**Direction:** Word for word, transcribe the lines below and drop the pictures.

**Supplied records:**
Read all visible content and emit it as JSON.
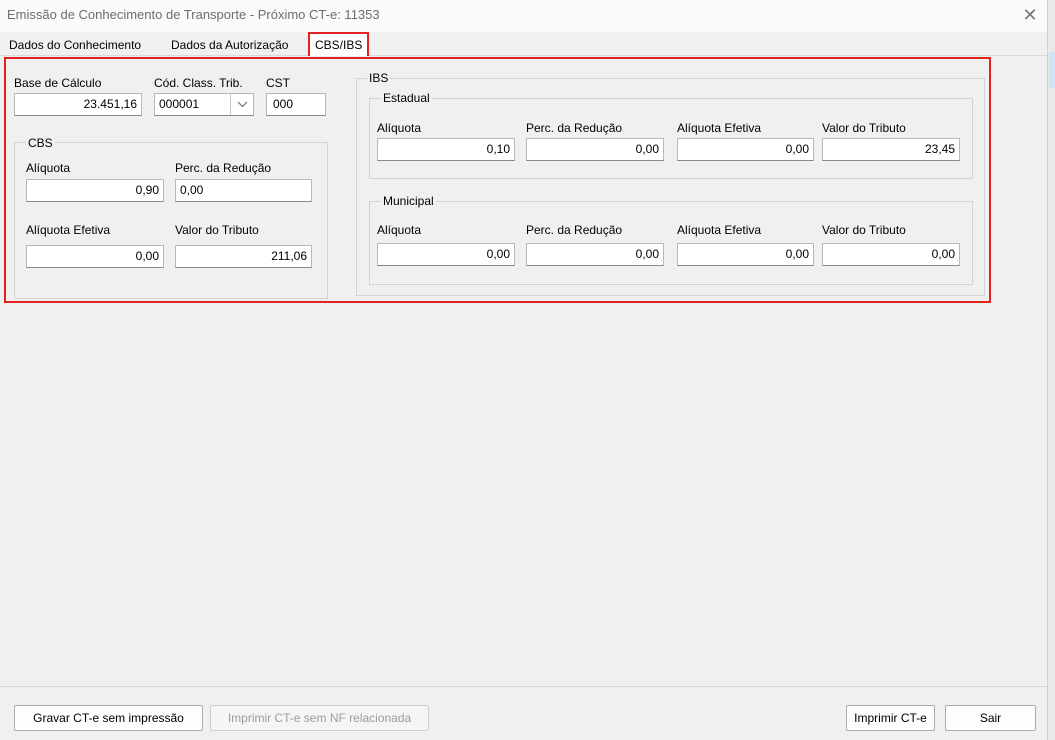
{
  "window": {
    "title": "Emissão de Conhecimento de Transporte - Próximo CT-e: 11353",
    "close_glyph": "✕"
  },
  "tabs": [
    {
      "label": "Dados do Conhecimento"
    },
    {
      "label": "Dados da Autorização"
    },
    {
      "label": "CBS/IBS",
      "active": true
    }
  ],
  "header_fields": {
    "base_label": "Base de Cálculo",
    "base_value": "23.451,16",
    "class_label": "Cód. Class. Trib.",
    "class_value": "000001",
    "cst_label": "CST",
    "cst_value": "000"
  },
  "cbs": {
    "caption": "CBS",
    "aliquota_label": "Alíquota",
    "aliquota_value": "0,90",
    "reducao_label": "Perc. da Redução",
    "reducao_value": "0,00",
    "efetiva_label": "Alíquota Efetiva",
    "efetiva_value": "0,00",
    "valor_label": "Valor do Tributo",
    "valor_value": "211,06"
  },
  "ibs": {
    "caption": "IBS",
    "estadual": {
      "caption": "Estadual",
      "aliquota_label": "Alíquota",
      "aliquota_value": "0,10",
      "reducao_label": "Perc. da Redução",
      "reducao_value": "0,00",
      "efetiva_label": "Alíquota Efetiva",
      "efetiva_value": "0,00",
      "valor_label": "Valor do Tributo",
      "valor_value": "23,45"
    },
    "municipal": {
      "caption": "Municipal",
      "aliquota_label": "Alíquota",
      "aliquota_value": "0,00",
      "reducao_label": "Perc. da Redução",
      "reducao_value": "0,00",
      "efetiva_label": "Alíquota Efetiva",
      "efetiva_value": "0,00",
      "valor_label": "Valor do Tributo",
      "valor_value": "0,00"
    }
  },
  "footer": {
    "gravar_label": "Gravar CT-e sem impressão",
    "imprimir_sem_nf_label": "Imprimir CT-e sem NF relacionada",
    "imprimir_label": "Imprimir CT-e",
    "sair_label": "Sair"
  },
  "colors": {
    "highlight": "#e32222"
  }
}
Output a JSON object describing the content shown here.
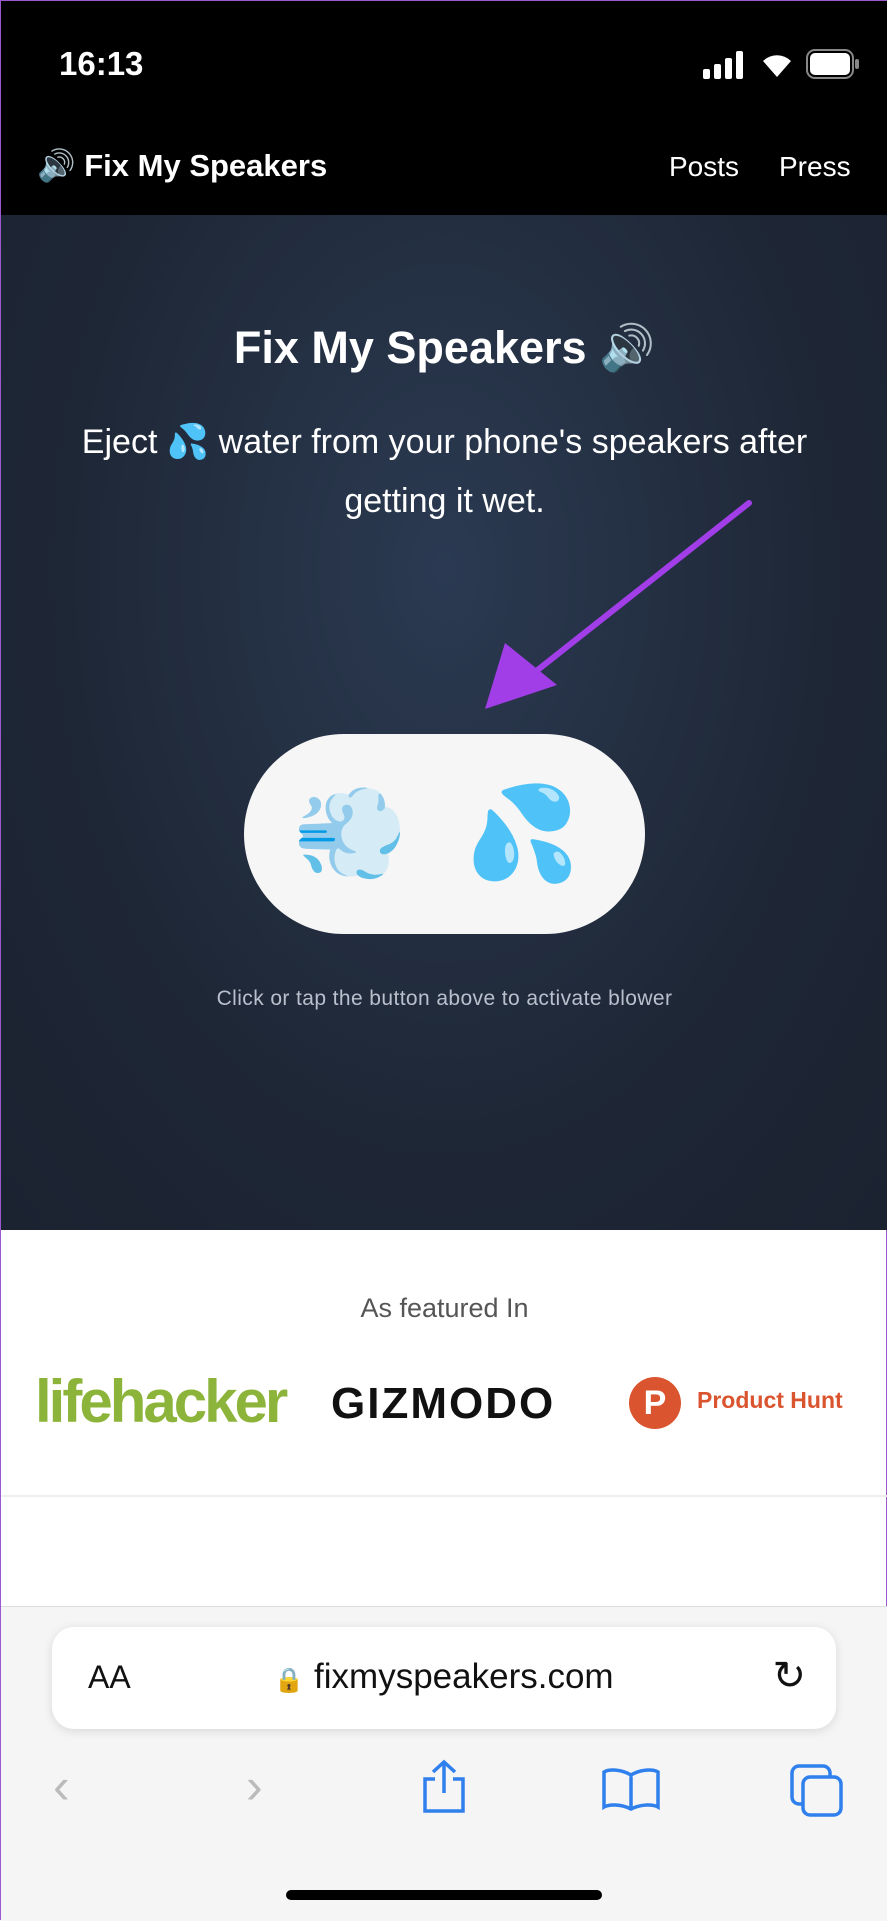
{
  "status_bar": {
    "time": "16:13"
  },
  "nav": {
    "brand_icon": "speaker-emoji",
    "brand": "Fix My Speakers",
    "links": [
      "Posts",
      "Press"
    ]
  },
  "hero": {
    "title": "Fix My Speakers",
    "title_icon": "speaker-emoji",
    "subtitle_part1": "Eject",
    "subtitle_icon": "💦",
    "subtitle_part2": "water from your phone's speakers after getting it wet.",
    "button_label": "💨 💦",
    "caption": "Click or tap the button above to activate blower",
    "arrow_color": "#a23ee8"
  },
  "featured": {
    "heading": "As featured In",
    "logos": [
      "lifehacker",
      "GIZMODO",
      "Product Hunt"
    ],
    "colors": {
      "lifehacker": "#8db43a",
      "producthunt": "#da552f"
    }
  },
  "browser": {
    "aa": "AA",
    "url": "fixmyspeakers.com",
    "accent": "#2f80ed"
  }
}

**Response to this task:**
Read all visible content and emit it as JSON.
{
  "window": {
    "title": "Emissão de Conhecimento de Transporte - Próximo CT-e: 11353",
    "close_glyph": "✕"
  },
  "tabs": [
    {
      "label": "Dados do Conhecimento"
    },
    {
      "label": "Dados da Autorização"
    },
    {
      "label": "CBS/IBS",
      "active": true
    }
  ],
  "header_fields": {
    "base_label": "Base de Cálculo",
    "base_value": "23.451,16",
    "class_label": "Cód. Class. Trib.",
    "class_value": "000001",
    "cst_label": "CST",
    "cst_value": "000"
  },
  "cbs": {
    "caption": "CBS",
    "aliquota_label": "Alíquota",
    "aliquota_value": "0,90",
    "reducao_label": "Perc. da Redução",
    "reducao_value": "0,00",
    "efetiva_label": "Alíquota Efetiva",
    "efetiva_value": "0,00",
    "valor_label": "Valor do Tributo",
    "valor_value": "211,06"
  },
  "ibs": {
    "caption": "IBS",
    "estadual": {
      "caption": "Estadual",
      "aliquota_label": "Alíquota",
      "aliquota_value": "0,10",
      "reducao_label": "Perc. da Redução",
      "reducao_value": "0,00",
      "efetiva_label": "Alíquota Efetiva",
      "efetiva_value": "0,00",
      "valor_label": "Valor do Tributo",
      "valor_value": "23,45"
    },
    "municipal": {
      "caption": "Municipal",
      "aliquota_label": "Alíquota",
      "aliquota_value": "0,00",
      "reducao_label": "Perc. da Redução",
      "reducao_value": "0,00",
      "efetiva_label": "Alíquota Efetiva",
      "efetiva_value": "0,00",
      "valor_label": "Valor do Tributo",
      "valor_value": "0,00"
    }
  },
  "footer": {
    "gravar_label": "Gravar CT-e sem impressão",
    "imprimir_sem_nf_label": "Imprimir CT-e sem NF relacionada",
    "imprimir_label": "Imprimir CT-e",
    "sair_label": "Sair"
  },
  "colors": {
    "highlight": "#e32222"
  }
}
Output a JSON object describing the content shown here.
{
  "status_bar": {
    "time": "16:13"
  },
  "nav": {
    "brand_icon": "speaker-emoji",
    "brand": "Fix My Speakers",
    "links": [
      "Posts",
      "Press"
    ]
  },
  "hero": {
    "title": "Fix My Speakers",
    "title_icon": "speaker-emoji",
    "subtitle_part1": "Eject",
    "subtitle_icon": "💦",
    "subtitle_part2": "water from your phone's speakers after getting it wet.",
    "button_label": "💨 💦",
    "caption": "Click or tap the button above to activate blower",
    "arrow_color": "#a23ee8"
  },
  "featured": {
    "heading": "As featured In",
    "logos": [
      "lifehacker",
      "GIZMODO",
      "Product Hunt"
    ],
    "colors": {
      "lifehacker": "#8db43a",
      "producthunt": "#da552f"
    }
  },
  "browser": {
    "aa": "AA",
    "url": "fixmyspeakers.com",
    "accent": "#2f80ed"
  }
}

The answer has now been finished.